Give the number of lines that hold the string "TradingView". Nothing else is needed.

**** DATA ENTRIES

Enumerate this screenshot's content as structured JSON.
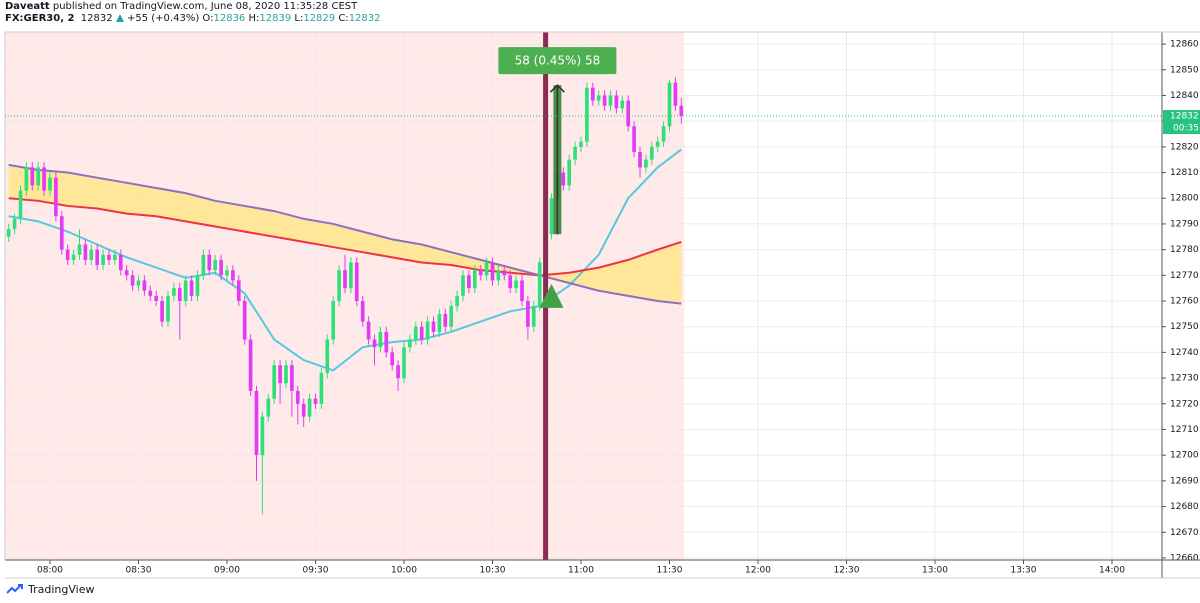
{
  "chart_data": {
    "type": "candlestick",
    "header": {
      "author": "Daveatt",
      "published": "published on TradingView.com, June 08, 2020 11:35:28 CEST",
      "symbol": "FX:GER30, 2",
      "change": "+55 (+0.43%)",
      "o_label": "O:",
      "h_label": "H:",
      "l_label": "L:",
      "c_label": "C:"
    },
    "footer": "TradingView",
    "up_color": "#2fe07a",
    "down_color": "#e03cf5",
    "grid": true,
    "xlim": [
      464.75,
      856.95
    ],
    "ylim": [
      12659.2,
      12864.7
    ],
    "xticks": [
      {
        "value": 480,
        "label": "08:00"
      },
      {
        "value": 510,
        "label": "08:30"
      },
      {
        "value": 540,
        "label": "09:00"
      },
      {
        "value": 570,
        "label": "09:30"
      },
      {
        "value": 600,
        "label": "10:00"
      },
      {
        "value": 630,
        "label": "10:30"
      },
      {
        "value": 660,
        "label": "11:00"
      },
      {
        "value": 690,
        "label": "11:30"
      },
      {
        "value": 720,
        "label": "12:00"
      },
      {
        "value": 750,
        "label": "12:30"
      },
      {
        "value": 780,
        "label": "13:00"
      },
      {
        "value": 810,
        "label": "13:30"
      },
      {
        "value": 840,
        "label": "14:00"
      }
    ],
    "yticks": [
      12660,
      12670,
      12680,
      12690,
      12700,
      12710,
      12720,
      12730,
      12740,
      12750,
      12760,
      12770,
      12780,
      12790,
      12800,
      12810,
      12820,
      12830,
      12840,
      12850,
      12860
    ],
    "x": [
      466,
      468,
      470,
      472,
      474,
      476,
      478,
      480,
      482,
      484,
      486,
      488,
      490,
      492,
      494,
      496,
      498,
      500,
      502,
      504,
      506,
      508,
      510,
      512,
      514,
      516,
      518,
      520,
      522,
      524,
      526,
      528,
      530,
      532,
      534,
      536,
      538,
      540,
      542,
      544,
      546,
      548,
      550,
      552,
      554,
      556,
      558,
      560,
      562,
      564,
      566,
      568,
      570,
      572,
      574,
      576,
      578,
      580,
      582,
      584,
      586,
      588,
      590,
      592,
      594,
      596,
      598,
      600,
      602,
      604,
      606,
      608,
      610,
      612,
      614,
      616,
      618,
      620,
      622,
      624,
      626,
      628,
      630,
      632,
      634,
      636,
      638,
      640,
      642,
      644,
      646,
      648,
      650,
      652,
      654,
      656,
      658,
      660,
      662,
      664,
      666,
      668,
      670,
      672,
      674,
      676,
      678,
      680,
      682,
      684,
      686,
      688,
      690,
      692,
      694
    ],
    "open": [
      12785,
      12788,
      12792,
      12803,
      12812,
      12805,
      12812,
      12803,
      12808,
      12793,
      12780,
      12776,
      12778,
      12782,
      12776,
      12780,
      12774,
      12778,
      12776,
      12778,
      12772,
      12770,
      12766,
      12768,
      12764,
      12762,
      12760,
      12752,
      12762,
      12765,
      12760,
      12768,
      12762,
      12770,
      12778,
      12772,
      12776,
      12770,
      12772,
      12768,
      12760,
      12745,
      12725,
      12700,
      12715,
      12722,
      12735,
      12728,
      12735,
      12725,
      12720,
      12715,
      12722,
      12720,
      12732,
      12745,
      12760,
      12772,
      12765,
      12775,
      12760,
      12752,
      12745,
      12742,
      12748,
      12740,
      12735,
      12730,
      12742,
      12745,
      12750,
      12745,
      12752,
      12748,
      12755,
      12750,
      12758,
      12762,
      12770,
      12765,
      12772,
      12770,
      12775,
      12768,
      12772,
      12770,
      12765,
      12768,
      12760,
      12750,
      12758,
      12775,
      12786,
      12800,
      12810,
      12805,
      12815,
      12820,
      12822,
      12843,
      12838,
      12840,
      12836,
      12840,
      12835,
      12838,
      12828,
      12818,
      12812,
      12815,
      12820,
      12822,
      12828,
      12845,
      12836
    ],
    "high": [
      12790,
      12794,
      12805,
      12814,
      12814,
      12814,
      12814,
      12810,
      12810,
      12795,
      12782,
      12780,
      12788,
      12784,
      12782,
      12782,
      12780,
      12780,
      12780,
      12780,
      12774,
      12772,
      12770,
      12770,
      12766,
      12764,
      12762,
      12764,
      12767,
      12767,
      12770,
      12770,
      12772,
      12780,
      12780,
      12778,
      12778,
      12774,
      12774,
      12770,
      12762,
      12747,
      12727,
      12717,
      12724,
      12737,
      12737,
      12737,
      12737,
      12727,
      12722,
      12724,
      12724,
      12734,
      12747,
      12762,
      12774,
      12778,
      12777,
      12777,
      12762,
      12754,
      12747,
      12750,
      12750,
      12742,
      12737,
      12744,
      12747,
      12752,
      12752,
      12754,
      12754,
      12757,
      12757,
      12760,
      12764,
      12772,
      12772,
      12774,
      12774,
      12777,
      12777,
      12774,
      12774,
      12772,
      12770,
      12770,
      12762,
      12760,
      12777,
      12788,
      12802,
      12812,
      12812,
      12817,
      12822,
      12824,
      12845,
      12845,
      12842,
      12842,
      12842,
      12842,
      12840,
      12840,
      12830,
      12820,
      12817,
      12822,
      12824,
      12830,
      12846,
      12847,
      12839
    ],
    "low": [
      12783,
      12786,
      12790,
      12801,
      12803,
      12803,
      12801,
      12801,
      12791,
      12778,
      12774,
      12774,
      12776,
      12774,
      12774,
      12772,
      12772,
      12774,
      12774,
      12770,
      12768,
      12764,
      12764,
      12762,
      12760,
      12758,
      12750,
      12750,
      12760,
      12745,
      12758,
      12760,
      12760,
      12768,
      12770,
      12770,
      12768,
      12768,
      12766,
      12758,
      12743,
      12723,
      12690,
      12677,
      12713,
      12720,
      12720,
      12726,
      12715,
      12712,
      12711,
      12713,
      12718,
      12718,
      12730,
      12743,
      12758,
      12763,
      12763,
      12758,
      12750,
      12743,
      12735,
      12740,
      12738,
      12733,
      12725,
      12728,
      12740,
      12743,
      12743,
      12743,
      12746,
      12746,
      12748,
      12748,
      12756,
      12760,
      12763,
      12763,
      12768,
      12768,
      12766,
      12766,
      12768,
      12763,
      12763,
      12758,
      12745,
      12748,
      12756,
      12773,
      12784,
      12798,
      12803,
      12803,
      12813,
      12818,
      12820,
      12836,
      12836,
      12834,
      12834,
      12833,
      12833,
      12826,
      12816,
      12808,
      12810,
      12813,
      12818,
      12820,
      12826,
      12834,
      12829
    ],
    "close": [
      12788,
      12792,
      12803,
      12812,
      12805,
      12812,
      12803,
      12808,
      12793,
      12780,
      12776,
      12778,
      12782,
      12776,
      12780,
      12774,
      12778,
      12776,
      12778,
      12772,
      12770,
      12766,
      12768,
      12764,
      12762,
      12760,
      12752,
      12762,
      12765,
      12760,
      12768,
      12762,
      12770,
      12778,
      12772,
      12776,
      12770,
      12772,
      12768,
      12760,
      12745,
      12725,
      12700,
      12715,
      12722,
      12735,
      12728,
      12735,
      12725,
      12720,
      12715,
      12722,
      12720,
      12732,
      12745,
      12760,
      12772,
      12765,
      12775,
      12760,
      12752,
      12745,
      12742,
      12748,
      12740,
      12735,
      12730,
      12742,
      12745,
      12750,
      12745,
      12752,
      12748,
      12755,
      12750,
      12758,
      12762,
      12770,
      12765,
      12772,
      12770,
      12775,
      12768,
      12772,
      12770,
      12765,
      12768,
      12760,
      12750,
      12758,
      12775,
      12786,
      12800,
      12810,
      12805,
      12815,
      12820,
      12822,
      12843,
      12838,
      12840,
      12836,
      12840,
      12835,
      12838,
      12828,
      12818,
      12812,
      12815,
      12820,
      12822,
      12828,
      12845,
      12836,
      12832
    ],
    "ma_x": [
      466,
      476,
      486,
      496,
      506,
      516,
      526,
      536,
      546,
      556,
      566,
      576,
      586,
      596,
      606,
      616,
      626,
      636,
      646,
      656,
      666,
      676,
      686,
      694
    ],
    "lines": [
      {
        "color": "#56c8e0",
        "values": [
          12793,
          12791,
          12787,
          12782,
          12777,
          12773,
          12769,
          12771,
          12763,
          12745,
          12737,
          12733,
          12742,
          12744,
          12745,
          12748,
          12752,
          12756,
          12758,
          12766,
          12778,
          12800,
          12812,
          12819
        ]
      },
      {
        "color": "#ee3344",
        "values": [
          12800,
          12799,
          12797,
          12796,
          12794,
          12793,
          12791,
          12789,
          12787,
          12785,
          12783,
          12781,
          12779,
          12777,
          12775,
          12774,
          12772,
          12771,
          12770,
          12771,
          12773,
          12776,
          12780,
          12783
        ]
      },
      {
        "color": "#8e6fc4",
        "values": [
          12813,
          12811,
          12810,
          12808,
          12806,
          12804,
          12802,
          12799,
          12797,
          12795,
          12792,
          12790,
          12787,
          12784,
          12782,
          12779,
          12776,
          12773,
          12770,
          12767,
          12764,
          12762,
          12760,
          12759
        ]
      }
    ],
    "band_color": "#ffe58a",
    "vertical_line_x": 648,
    "measure": {
      "label": "58 (0.45%) 58",
      "x": 652,
      "from": 12786,
      "to": 12844
    },
    "signal": {
      "x": 650,
      "y": 12762
    },
    "last_price": 12832,
    "countdown": "00:35"
  }
}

********

* _SOLUTION FOR THIS PROBLEM_:
2